▸ What to produce
Please reproduce all of the data below word for word, leaving the pictures out of your answer.
********
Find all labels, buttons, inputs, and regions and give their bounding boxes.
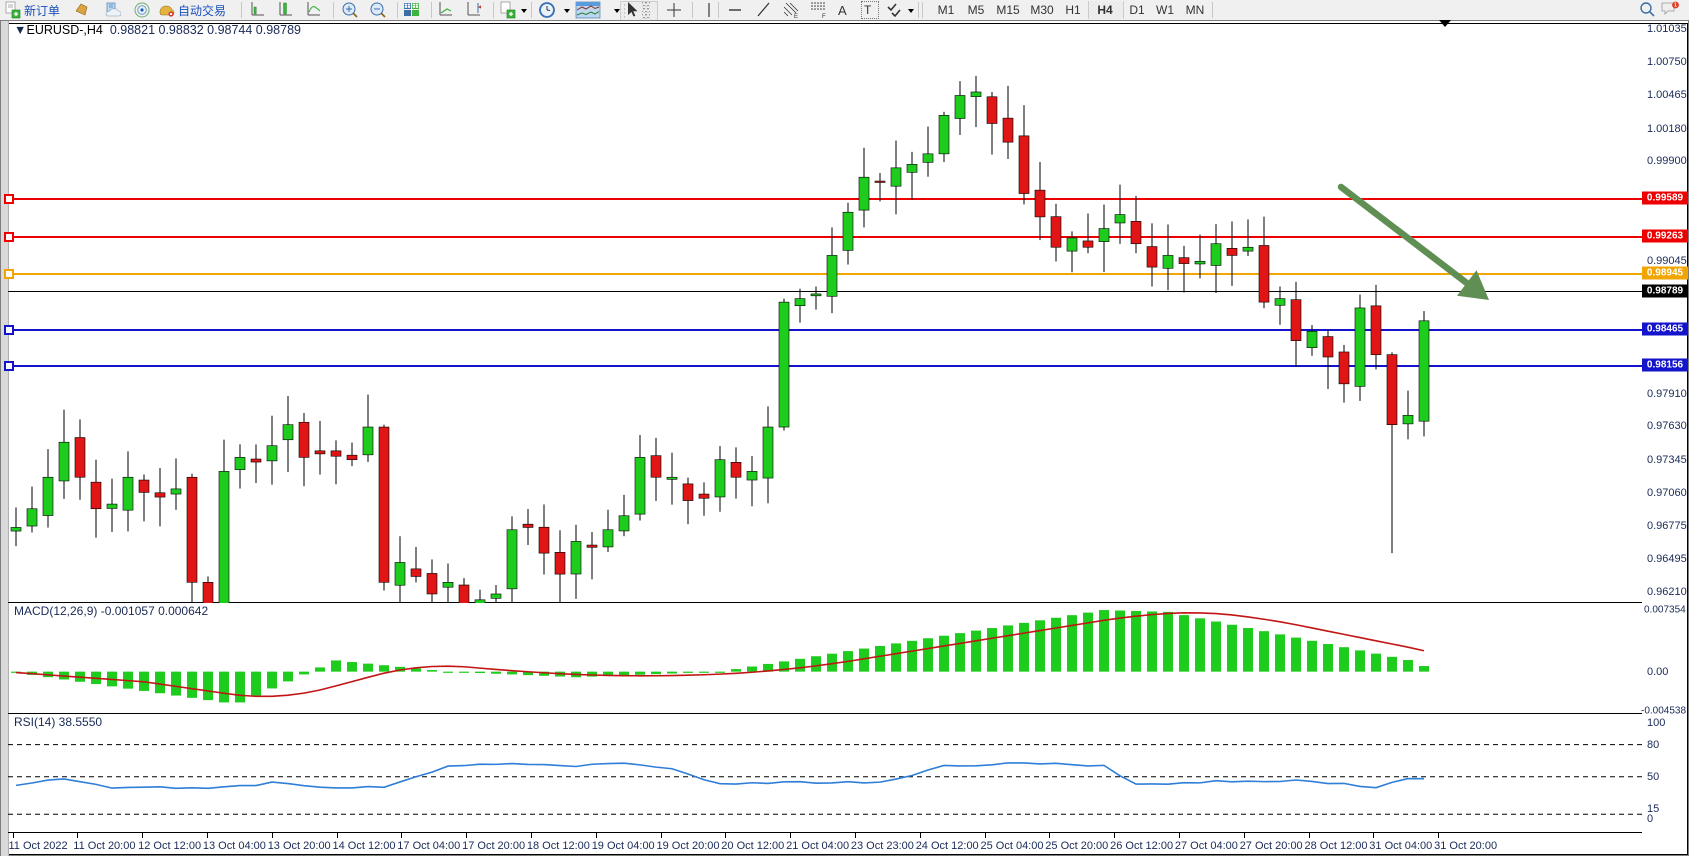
svg-text:E: E [794, 14, 798, 19]
svg-text:F: F [822, 14, 826, 19]
svg-text:1: 1 [1674, 3, 1677, 9]
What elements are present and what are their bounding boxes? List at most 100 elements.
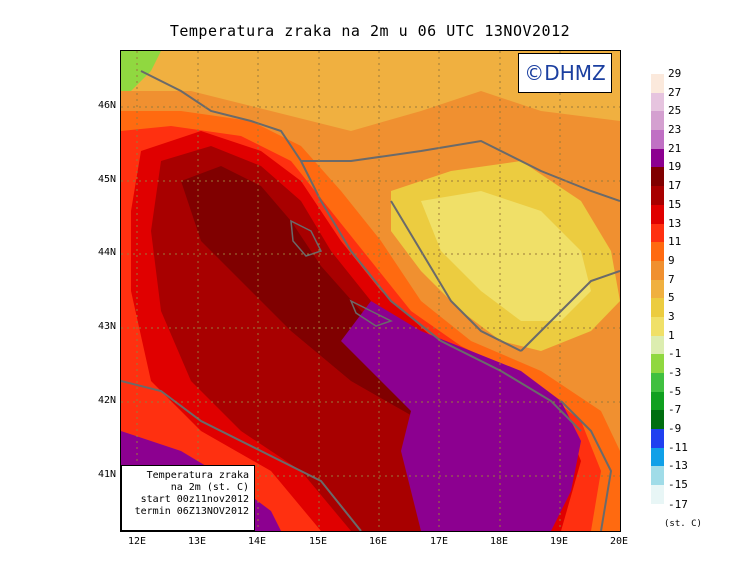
********
▸ Output
Find all labels, buttons, inputs, and regions and give their bounding boxes.
svg-text:E: E [794, 14, 798, 19]
svg-text:F: F [822, 14, 826, 19]
svg-text:1: 1 [1674, 3, 1677, 9]
What elements are present and what are their bounding boxes? List at most 100 elements.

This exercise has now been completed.